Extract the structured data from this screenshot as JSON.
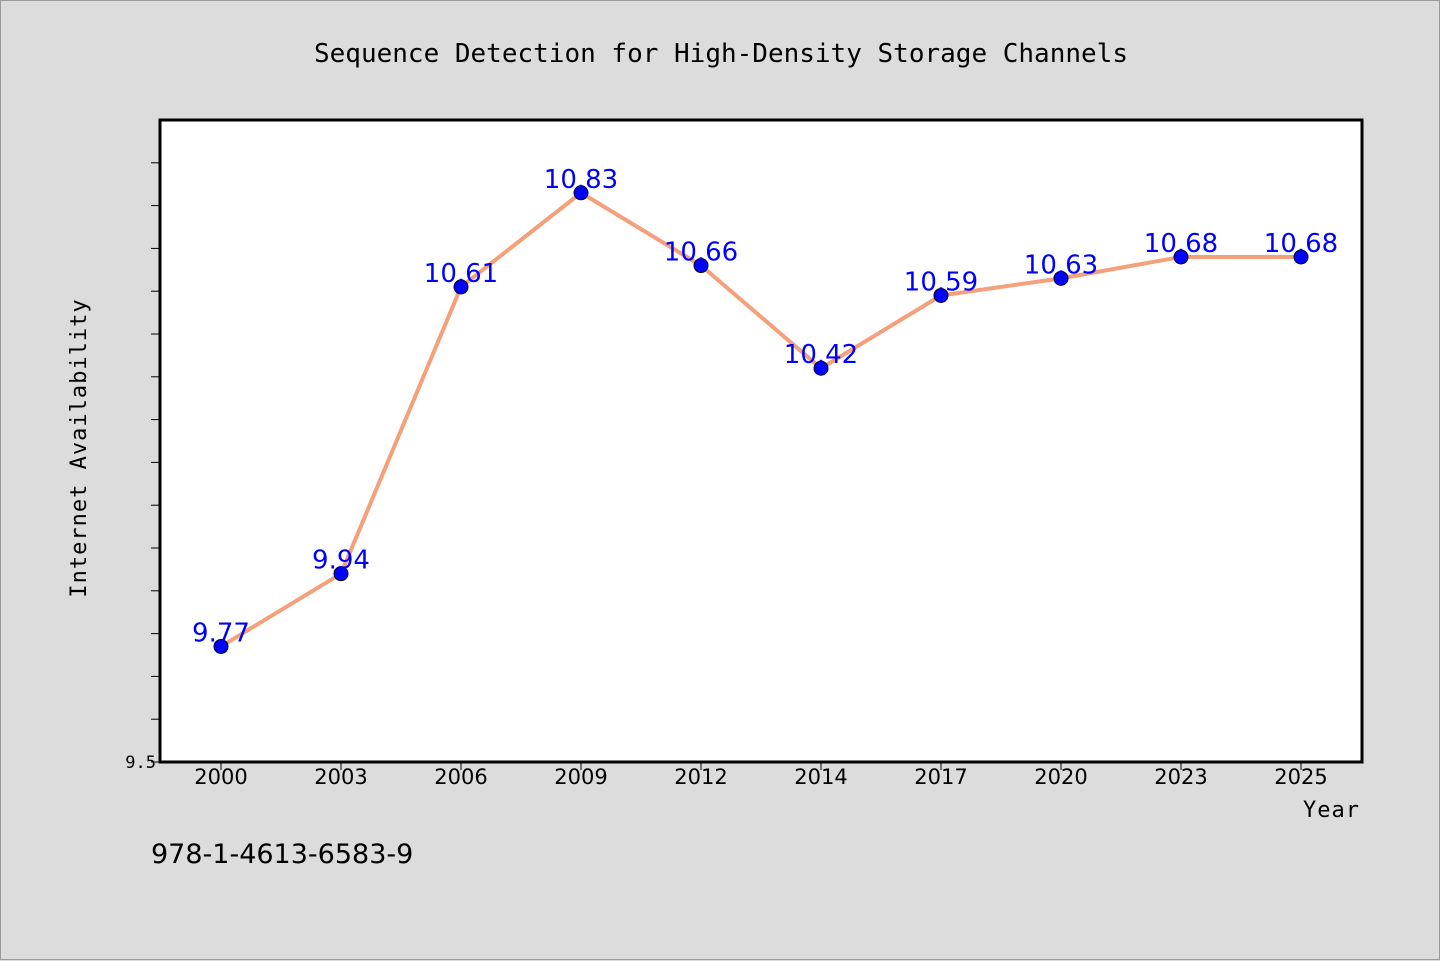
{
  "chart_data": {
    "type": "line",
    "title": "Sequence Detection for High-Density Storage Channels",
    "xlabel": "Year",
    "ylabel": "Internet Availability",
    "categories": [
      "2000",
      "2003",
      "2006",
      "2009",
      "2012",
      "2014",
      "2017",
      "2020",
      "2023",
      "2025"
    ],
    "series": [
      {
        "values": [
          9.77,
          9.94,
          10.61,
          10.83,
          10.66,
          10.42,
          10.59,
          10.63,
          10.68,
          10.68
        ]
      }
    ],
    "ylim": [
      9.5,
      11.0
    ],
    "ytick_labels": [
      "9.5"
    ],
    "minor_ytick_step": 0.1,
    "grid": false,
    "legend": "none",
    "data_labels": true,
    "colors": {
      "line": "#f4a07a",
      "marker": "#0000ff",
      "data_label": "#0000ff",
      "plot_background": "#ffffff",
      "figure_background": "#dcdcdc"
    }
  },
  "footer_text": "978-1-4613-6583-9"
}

## Set exercise
Return the entries unchanged, save for the pictures, which do not belong in the copy.

## Response
Extract the structured data from this screenshot as JSON.
{
  "chart_data": {
    "type": "line",
    "title": "Sequence Detection for High-Density Storage Channels",
    "xlabel": "Year",
    "ylabel": "Internet Availability",
    "categories": [
      "2000",
      "2003",
      "2006",
      "2009",
      "2012",
      "2014",
      "2017",
      "2020",
      "2023",
      "2025"
    ],
    "series": [
      {
        "values": [
          9.77,
          9.94,
          10.61,
          10.83,
          10.66,
          10.42,
          10.59,
          10.63,
          10.68,
          10.68
        ]
      }
    ],
    "ylim": [
      9.5,
      11.0
    ],
    "ytick_labels": [
      "9.5"
    ],
    "minor_ytick_step": 0.1,
    "grid": false,
    "legend": "none",
    "data_labels": true,
    "colors": {
      "line": "#f4a07a",
      "marker": "#0000ff",
      "data_label": "#0000ff",
      "plot_background": "#ffffff",
      "figure_background": "#dcdcdc"
    }
  },
  "footer_text": "978-1-4613-6583-9"
}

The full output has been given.